_Exercise goal_.
Below are the records; copy each line in them that holds the word "Maillot".

Stored data entries

=-=-=-=-=

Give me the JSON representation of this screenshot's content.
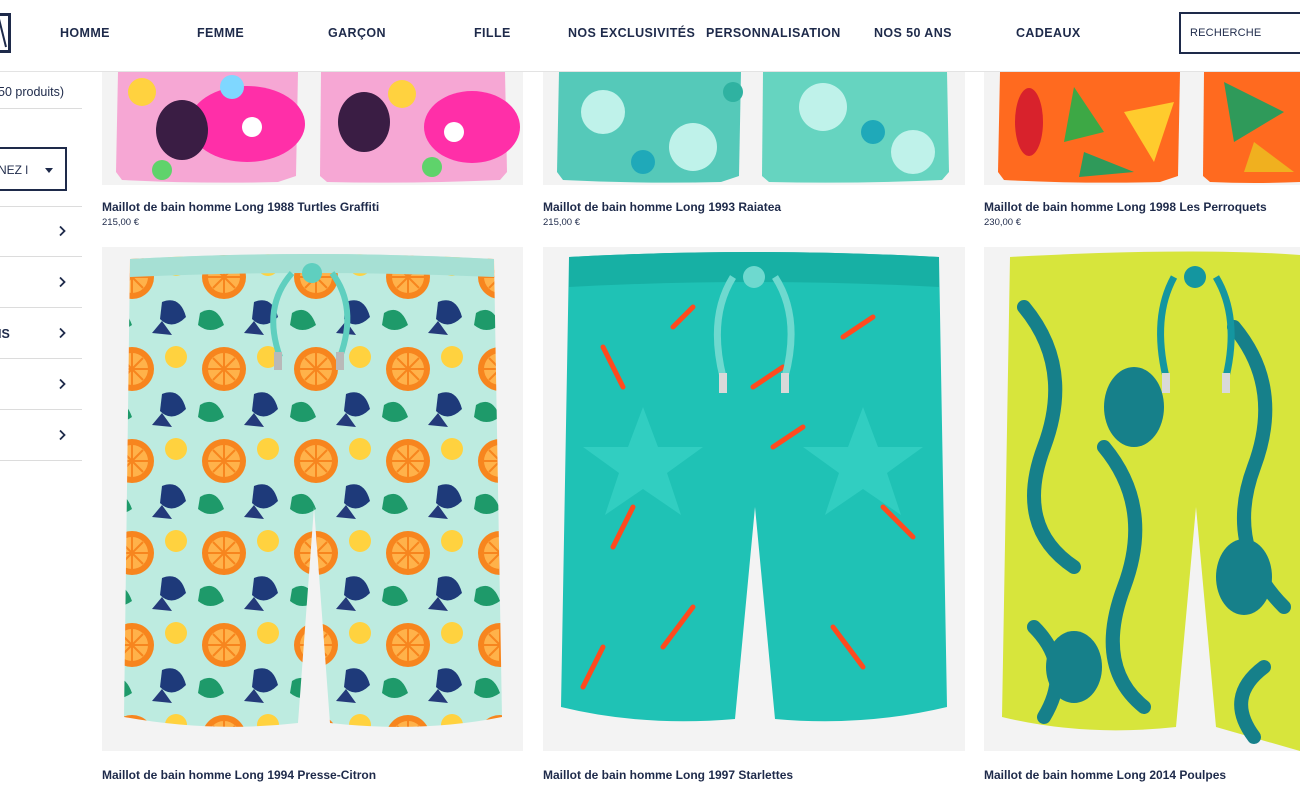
{
  "header": {
    "logo_text": "VB",
    "nav": [
      "HOMME",
      "FEMME",
      "GARÇON",
      "FILLE",
      "NOS EXCLUSIVITÉS",
      "PERSONNALISATION",
      "NOS 50 ANS",
      "CADEAUX"
    ],
    "search_placeholder": "RECHERCHE"
  },
  "sidebar": {
    "count_text": "50 produits)",
    "sort_label": "NEZ l",
    "filters": [
      "",
      "",
      "IS",
      "",
      ""
    ]
  },
  "products": [
    {
      "name": "Maillot de bain homme Long 1988 Turtles Graffiti",
      "price": "215,00 €",
      "pattern": "turtles-graffiti"
    },
    {
      "name": "Maillot de bain homme Long 1993 Raiatea",
      "price": "215,00 €",
      "pattern": "raiatea"
    },
    {
      "name": "Maillot de bain homme Long 1998 Les Perroquets",
      "price": "230,00 €",
      "pattern": "perroquets"
    },
    {
      "name": "Maillot de bain homme Long 1994 Presse-Citron",
      "price": "",
      "pattern": "presse-citron"
    },
    {
      "name": "Maillot de bain homme Long 1997 Starlettes",
      "price": "",
      "pattern": "starlettes"
    },
    {
      "name": "Maillot de bain homme Long 2014 Poulpes",
      "price": "",
      "pattern": "poulpes"
    }
  ],
  "colors": {
    "navy": "#1e2a4a",
    "lemon_bg": "#bdebe0",
    "orange": "#f7851e",
    "turquoise": "#1fc2b5",
    "yellow": "#d7e53c",
    "teal_print": "#16808a"
  }
}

=-=-=-=-=

_Solution for this exercise_.
      "name": "Maillot de bain homme Long 1988 Turtles Graffiti",
      "name": "Maillot de bain homme Long 1993 Raiatea",
      "name": "Maillot de bain homme Long 1998 Les Perroquets",
      "name": "Maillot de bain homme Long 1994 Presse-Citron",
      "name": "Maillot de bain homme Long 1997 Starlettes",
      "name": "Maillot de bain homme Long 2014 Poulpes",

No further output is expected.